> Exercise description
Would you repeat the listing exactly but omit every picture?
[START Stored data]
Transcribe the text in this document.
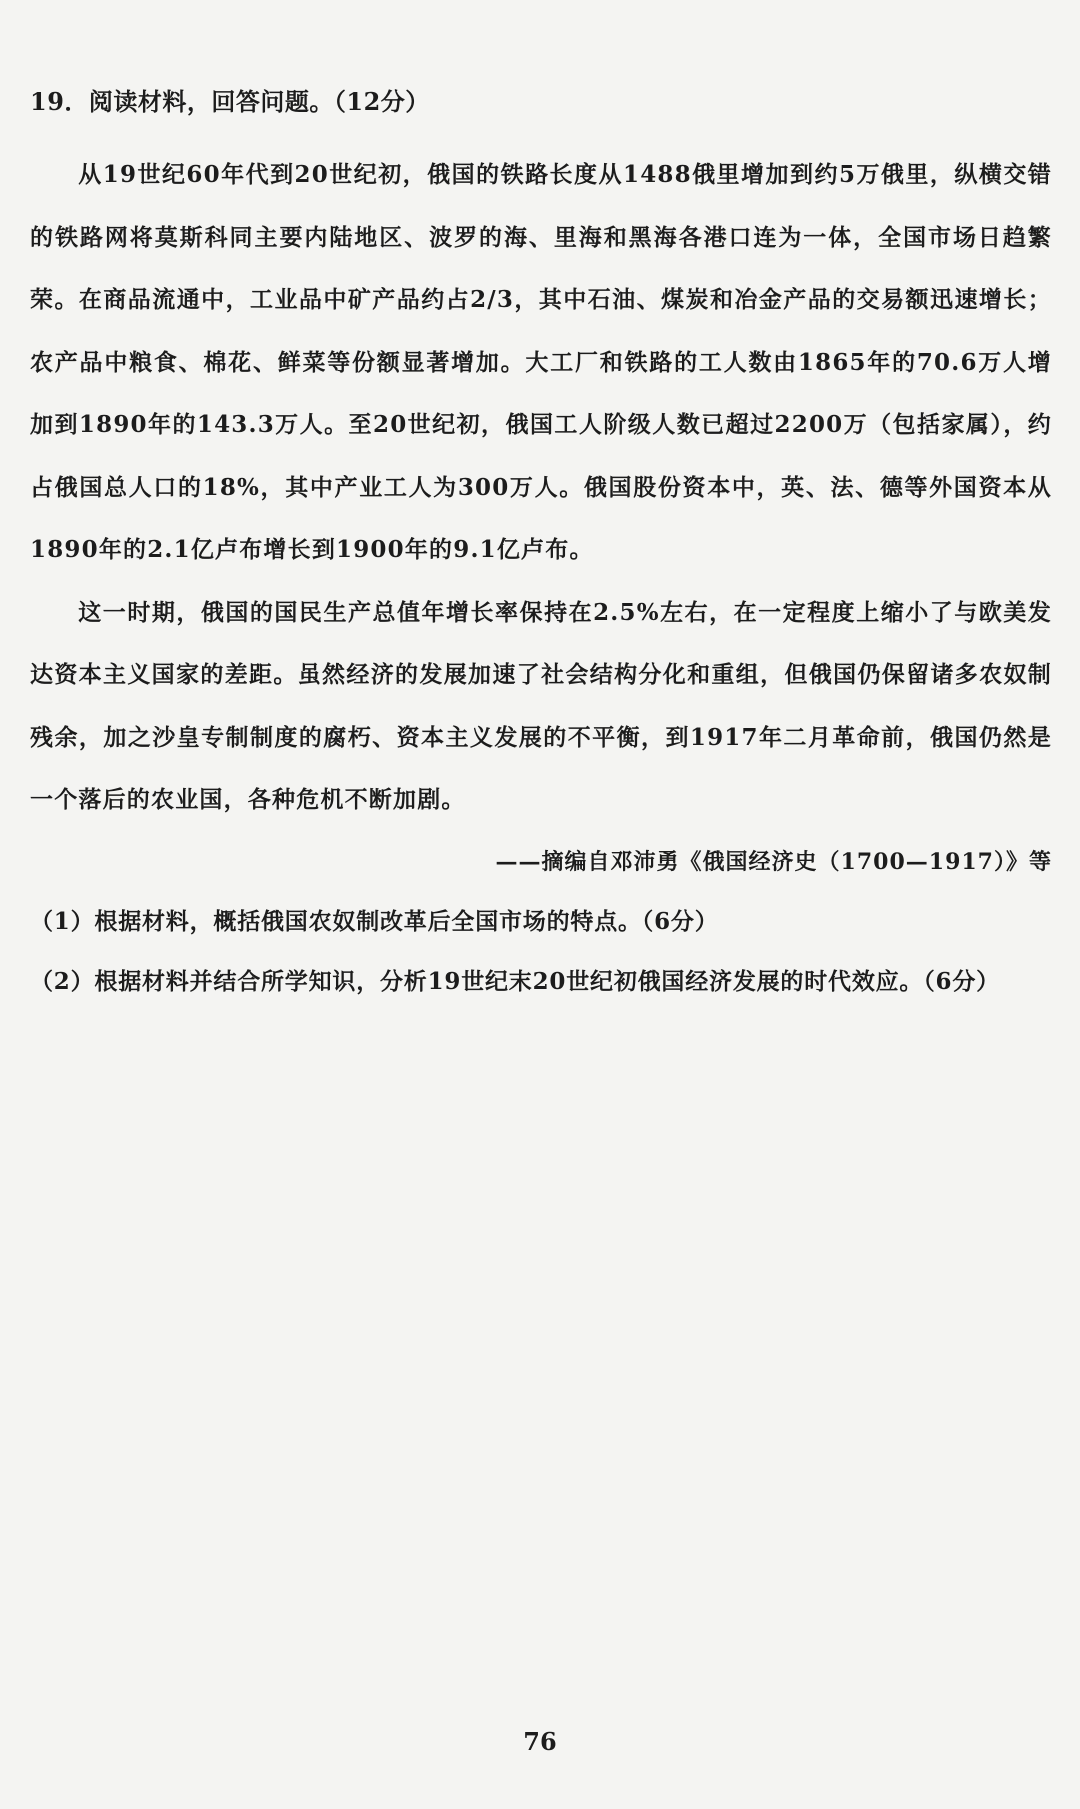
19．阅读材料，回答问题。（12分）

从19世纪60年代到20世纪初，俄国的铁路长度从1488俄里增加到约5万俄里，纵横交错的铁路网将莫斯科同主要内陆地区、波罗的海、里海和黑海各港口连为一体，全国市场日趋繁荣。在商品流通中，工业品中矿产品约占2/3，其中石油、煤炭和冶金产品的交易额迅速增长；农产品中粮食、棉花、鲜菜等份额显著增加。大工厂和铁路的工人数由1865年的70.6万人增加到1890年的143.3万人。至20世纪初，俄国工人阶级人数已超过2200万（包括家属），约占俄国总人口的18%，其中产业工人为300万人。俄国股份资本中，英、法、德等外国资本从1890年的2.1亿卢布增长到1900年的9.1亿卢布。

这一时期，俄国的国民生产总值年增长率保持在2.5%左右，在一定程度上缩小了与欧美发达资本主义国家的差距。虽然经济的发展加速了社会结构分化和重组，但俄国仍保留诸多农奴制残余，加之沙皇专制制度的腐朽、资本主义发展的不平衡，到1917年二月革命前，俄国仍然是一个落后的农业国，各种危机不断加剧。

——摘编自邓沛勇《俄国经济史（1700—1917）》等

（1）根据材料，概括俄国农奴制改革后全国市场的特点。（6分）

（2）根据材料并结合所学知识，分析19世纪末20世纪初俄国经济发展的时代效应。（6分）

76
[END Stored data]
> Result
Transcribe the text in this document.
19．阅读材料，回答问题。（12分）

从19世纪60年代到20世纪初，俄国的铁路长度从1488俄里增加到约5万俄里，纵横交错的铁路网将莫斯科同主要内陆地区、波罗的海、里海和黑海各港口连为一体，全国市场日趋繁荣。在商品流通中，工业品中矿产品约占2/3，其中石油、煤炭和冶金产品的交易额迅速增长；农产品中粮食、棉花、鲜菜等份额显著增加。大工厂和铁路的工人数由1865年的70.6万人增加到1890年的143.3万人。至20世纪初，俄国工人阶级人数已超过2200万（包括家属），约占俄国总人口的18%，其中产业工人为300万人。俄国股份资本中，英、法、德等外国资本从1890年的2.1亿卢布增长到1900年的9.1亿卢布。

这一时期，俄国的国民生产总值年增长率保持在2.5%左右，在一定程度上缩小了与欧美发达资本主义国家的差距。虽然经济的发展加速了社会结构分化和重组，但俄国仍保留诸多农奴制残余，加之沙皇专制制度的腐朽、资本主义发展的不平衡，到1917年二月革命前，俄国仍然是一个落后的农业国，各种危机不断加剧。

——摘编自邓沛勇《俄国经济史（1700—1917）》等

（1）根据材料，概括俄国农奴制改革后全国市场的特点。（6分）

（2）根据材料并结合所学知识，分析19世纪末20世纪初俄国经济发展的时代效应。（6分）

76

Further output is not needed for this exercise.